INPUT DATA:
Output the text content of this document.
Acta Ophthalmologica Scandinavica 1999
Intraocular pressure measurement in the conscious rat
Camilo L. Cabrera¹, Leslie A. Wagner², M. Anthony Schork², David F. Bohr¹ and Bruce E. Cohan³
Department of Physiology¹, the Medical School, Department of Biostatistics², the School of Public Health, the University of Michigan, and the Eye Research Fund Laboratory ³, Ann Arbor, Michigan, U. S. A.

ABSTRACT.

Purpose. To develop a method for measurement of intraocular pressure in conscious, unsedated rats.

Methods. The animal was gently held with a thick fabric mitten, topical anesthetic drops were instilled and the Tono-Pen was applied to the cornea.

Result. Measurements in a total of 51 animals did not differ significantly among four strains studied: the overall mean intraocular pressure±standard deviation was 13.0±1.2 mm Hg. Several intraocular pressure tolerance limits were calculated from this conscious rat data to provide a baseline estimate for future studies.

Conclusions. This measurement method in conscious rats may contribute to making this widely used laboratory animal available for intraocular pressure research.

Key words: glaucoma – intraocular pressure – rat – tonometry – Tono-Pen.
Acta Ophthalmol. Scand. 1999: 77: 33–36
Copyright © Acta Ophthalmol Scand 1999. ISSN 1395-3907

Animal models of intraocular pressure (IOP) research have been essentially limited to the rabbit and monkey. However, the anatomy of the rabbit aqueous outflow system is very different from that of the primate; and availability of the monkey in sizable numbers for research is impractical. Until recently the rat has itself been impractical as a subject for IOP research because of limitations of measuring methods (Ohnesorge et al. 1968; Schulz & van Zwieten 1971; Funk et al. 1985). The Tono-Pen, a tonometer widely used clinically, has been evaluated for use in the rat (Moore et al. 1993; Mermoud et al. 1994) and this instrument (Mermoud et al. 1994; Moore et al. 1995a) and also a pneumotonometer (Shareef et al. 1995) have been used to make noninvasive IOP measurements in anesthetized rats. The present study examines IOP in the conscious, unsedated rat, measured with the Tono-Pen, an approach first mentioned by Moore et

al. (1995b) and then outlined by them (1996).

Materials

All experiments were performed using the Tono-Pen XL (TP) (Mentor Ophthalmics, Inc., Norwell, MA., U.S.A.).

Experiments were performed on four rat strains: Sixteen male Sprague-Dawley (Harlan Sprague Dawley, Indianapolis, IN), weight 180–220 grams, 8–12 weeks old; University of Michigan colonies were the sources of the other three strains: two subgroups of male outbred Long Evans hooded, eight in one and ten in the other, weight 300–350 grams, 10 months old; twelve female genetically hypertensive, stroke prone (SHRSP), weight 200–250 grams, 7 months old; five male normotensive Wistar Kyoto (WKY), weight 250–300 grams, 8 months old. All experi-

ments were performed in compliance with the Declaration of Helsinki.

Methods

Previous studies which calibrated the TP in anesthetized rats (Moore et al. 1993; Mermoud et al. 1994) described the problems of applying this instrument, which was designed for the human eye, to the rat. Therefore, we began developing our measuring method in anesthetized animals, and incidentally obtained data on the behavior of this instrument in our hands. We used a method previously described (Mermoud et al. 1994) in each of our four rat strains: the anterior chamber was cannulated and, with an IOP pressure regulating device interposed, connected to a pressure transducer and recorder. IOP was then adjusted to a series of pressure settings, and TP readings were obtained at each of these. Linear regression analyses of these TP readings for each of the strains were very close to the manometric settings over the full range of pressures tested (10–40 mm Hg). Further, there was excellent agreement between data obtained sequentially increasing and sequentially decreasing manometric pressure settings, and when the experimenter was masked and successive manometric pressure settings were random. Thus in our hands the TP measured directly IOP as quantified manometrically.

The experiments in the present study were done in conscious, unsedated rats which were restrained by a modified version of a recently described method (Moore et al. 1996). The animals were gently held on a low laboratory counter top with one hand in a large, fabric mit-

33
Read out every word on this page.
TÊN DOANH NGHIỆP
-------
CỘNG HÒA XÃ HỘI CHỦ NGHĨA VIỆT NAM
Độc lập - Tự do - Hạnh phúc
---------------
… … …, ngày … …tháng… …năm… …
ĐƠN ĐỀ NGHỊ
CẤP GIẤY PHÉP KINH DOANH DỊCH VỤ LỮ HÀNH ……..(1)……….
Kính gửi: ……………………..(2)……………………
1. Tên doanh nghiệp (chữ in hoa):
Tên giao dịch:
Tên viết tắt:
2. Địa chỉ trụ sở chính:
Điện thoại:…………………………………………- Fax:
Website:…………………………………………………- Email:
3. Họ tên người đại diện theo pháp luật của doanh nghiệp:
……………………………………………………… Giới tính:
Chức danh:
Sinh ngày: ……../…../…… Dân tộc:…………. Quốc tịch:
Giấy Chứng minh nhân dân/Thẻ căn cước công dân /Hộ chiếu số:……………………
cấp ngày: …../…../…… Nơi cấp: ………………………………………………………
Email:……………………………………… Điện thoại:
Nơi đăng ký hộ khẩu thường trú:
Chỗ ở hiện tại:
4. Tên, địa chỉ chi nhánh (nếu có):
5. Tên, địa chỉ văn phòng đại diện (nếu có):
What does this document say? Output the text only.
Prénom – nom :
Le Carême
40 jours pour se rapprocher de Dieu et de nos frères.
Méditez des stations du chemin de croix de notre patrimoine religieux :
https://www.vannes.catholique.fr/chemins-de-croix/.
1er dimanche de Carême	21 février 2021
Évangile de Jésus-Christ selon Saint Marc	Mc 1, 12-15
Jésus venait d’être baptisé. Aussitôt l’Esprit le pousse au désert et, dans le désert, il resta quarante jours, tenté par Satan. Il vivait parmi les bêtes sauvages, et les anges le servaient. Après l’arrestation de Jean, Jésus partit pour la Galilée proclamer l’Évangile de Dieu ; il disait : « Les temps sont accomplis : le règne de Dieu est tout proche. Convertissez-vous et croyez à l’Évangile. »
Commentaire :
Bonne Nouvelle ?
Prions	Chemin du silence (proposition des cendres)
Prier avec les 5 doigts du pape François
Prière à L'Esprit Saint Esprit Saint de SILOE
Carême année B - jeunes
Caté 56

THE EXERCISE: Each entry above is to be set down again in exactly the same words.

FINISHED TASK:
Output the text content of this document.
Acta Ophthalmologica Scandinavica 1999
Intraocular pressure measurement in the conscious rat
Camilo L. Cabrera¹, Leslie A. Wagner², M. Anthony Schork², David F. Bohr¹ and Bruce E. Cohan³
Department of Physiology¹, the Medical School, Department of Biostatistics², the School of Public Health, the University of Michigan, and the Eye Research Fund Laboratory ³, Ann Arbor, Michigan, U. S. A.

ABSTRACT.

Purpose. To develop a method for measurement of intraocular pressure in conscious, unsedated rats.

Methods. The animal was gently held with a thick fabric mitten, topical anesthetic drops were instilled and the Tono-Pen was applied to the cornea.

Result. Measurements in a total of 51 animals did not differ significantly among four strains studied: the overall mean intraocular pressure±standard deviation was 13.0±1.2 mm Hg. Several intraocular pressure tolerance limits were calculated from this conscious rat data to provide a baseline estimate for future studies.

Conclusions. This measurement method in conscious rats may contribute to making this widely used laboratory animal available for intraocular pressure research.

Key words: glaucoma – intraocular pressure – rat – tonometry – Tono-Pen.
Acta Ophthalmol. Scand. 1999: 77: 33–36
Copyright © Acta Ophthalmol Scand 1999. ISSN 1395-3907

Animal models of intraocular pressure (IOP) research have been essentially limited to the rabbit and monkey. However, the anatomy of the rabbit aqueous outflow system is very different from that of the primate; and availability of the monkey in sizable numbers for research is impractical. Until recently the rat has itself been impractical as a subject for IOP research because of limitations of measuring methods (Ohnesorge et al. 1968; Schulz & van Zwieten 1971; Funk et al. 1985). The Tono-Pen, a tonometer widely used clinically, has been evaluated for use in the rat (Moore et al. 1993; Mermoud et al. 1994) and this instrument (Mermoud et al. 1994; Moore et al. 1995a) and also a pneumotonometer (Shareef et al. 1995) have been used to make noninvasive IOP measurements in anesthetized rats. The present study examines IOP in the conscious, unsedated rat, measured with the Tono-Pen, an approach first mentioned by Moore et

al. (1995b) and then outlined by them (1996).

Materials

All experiments were performed using the Tono-Pen XL (TP) (Mentor Ophthalmics, Inc., Norwell, MA., U.S.A.).

Experiments were performed on four rat strains: Sixteen male Sprague-Dawley (Harlan Sprague Dawley, Indianapolis, IN), weight 180–220 grams, 8–12 weeks old; University of Michigan colonies were the sources of the other three strains: two subgroups of male outbred Long Evans hooded, eight in one and ten in the other, weight 300–350 grams, 10 months old; twelve female genetically hypertensive, stroke prone (SHRSP), weight 200–250 grams, 7 months old; five male normotensive Wistar Kyoto (WKY), weight 250–300 grams, 8 months old. All experi-

ments were performed in compliance with the Declaration of Helsinki.

Methods

Previous studies which calibrated the TP in anesthetized rats (Moore et al. 1993; Mermoud et al. 1994) described the problems of applying this instrument, which was designed for the human eye, to the rat. Therefore, we began developing our measuring method in anesthetized animals, and incidentally obtained data on the behavior of this instrument in our hands. We used a method previously described (Mermoud et al. 1994) in each of our four rat strains: the anterior chamber was cannulated and, with an IOP pressure regulating device interposed, connected to a pressure transducer and recorder. IOP was then adjusted to a series of pressure settings, and TP readings were obtained at each of these. Linear regression analyses of these TP readings for each of the strains were very close to the manometric settings over the full range of pressures tested (10–40 mm Hg). Further, there was excellent agreement between data obtained sequentially increasing and sequentially decreasing manometric pressure settings, and when the experimenter was masked and successive manometric pressure settings were random. Thus in our hands the TP measured directly IOP as quantified manometrically.

The experiments in the present study were done in conscious, unsedated rats which were restrained by a modified version of a recently described method (Moore et al. 1996). The animals were gently held on a low laboratory counter top with one hand in a large, fabric mit-

33
Read out every word on this page.
TÊN DOANH NGHIỆP
-------
CỘNG HÒA XÃ HỘI CHỦ NGHĨA VIỆT NAM
Độc lập - Tự do - Hạnh phúc
---------------
… … …, ngày … …tháng… …năm… …
ĐƠN ĐỀ NGHỊ
CẤP GIẤY PHÉP KINH DOANH DỊCH VỤ LỮ HÀNH ……..(1)……….
Kính gửi: ……………………..(2)……………………
1. Tên doanh nghiệp (chữ in hoa):
Tên giao dịch:
Tên viết tắt:
2. Địa chỉ trụ sở chính:
Điện thoại:…………………………………………- Fax:
Website:…………………………………………………- Email:
3. Họ tên người đại diện theo pháp luật của doanh nghiệp:
……………………………………………………… Giới tính:
Chức danh:
Sinh ngày: ……../…../…… Dân tộc:…………. Quốc tịch:
Giấy Chứng minh nhân dân/Thẻ căn cước công dân /Hộ chiếu số:……………………
cấp ngày: …../…../…… Nơi cấp: ………………………………………………………
Email:……………………………………… Điện thoại:
Nơi đăng ký hộ khẩu thường trú:
Chỗ ở hiện tại:
4. Tên, địa chỉ chi nhánh (nếu có):
5. Tên, địa chỉ văn phòng đại diện (nếu có):
What does this document say? Output the text only.
Prénom – nom :
Le Carême
40 jours pour se rapprocher de Dieu et de nos frères.
Méditez des stations du chemin de croix de notre patrimoine religieux :
https://www.vannes.catholique.fr/chemins-de-croix/.
1er dimanche de Carême	21 février 2021
Évangile de Jésus-Christ selon Saint Marc	Mc 1, 12-15
Jésus venait d’être baptisé. Aussitôt l’Esprit le pousse au désert et, dans le désert, il resta quarante jours, tenté par Satan. Il vivait parmi les bêtes sauvages, et les anges le servaient. Après l’arrestation de Jean, Jésus partit pour la Galilée proclamer l’Évangile de Dieu ; il disait : « Les temps sont accomplis : le règne de Dieu est tout proche. Convertissez-vous et croyez à l’Évangile. »
Commentaire :
Bonne Nouvelle ?
Prions	Chemin du silence (proposition des cendres)
Prier avec les 5 doigts du pape François
Prière à L'Esprit Saint Esprit Saint de SILOE
Carême année B - jeunes
Caté 56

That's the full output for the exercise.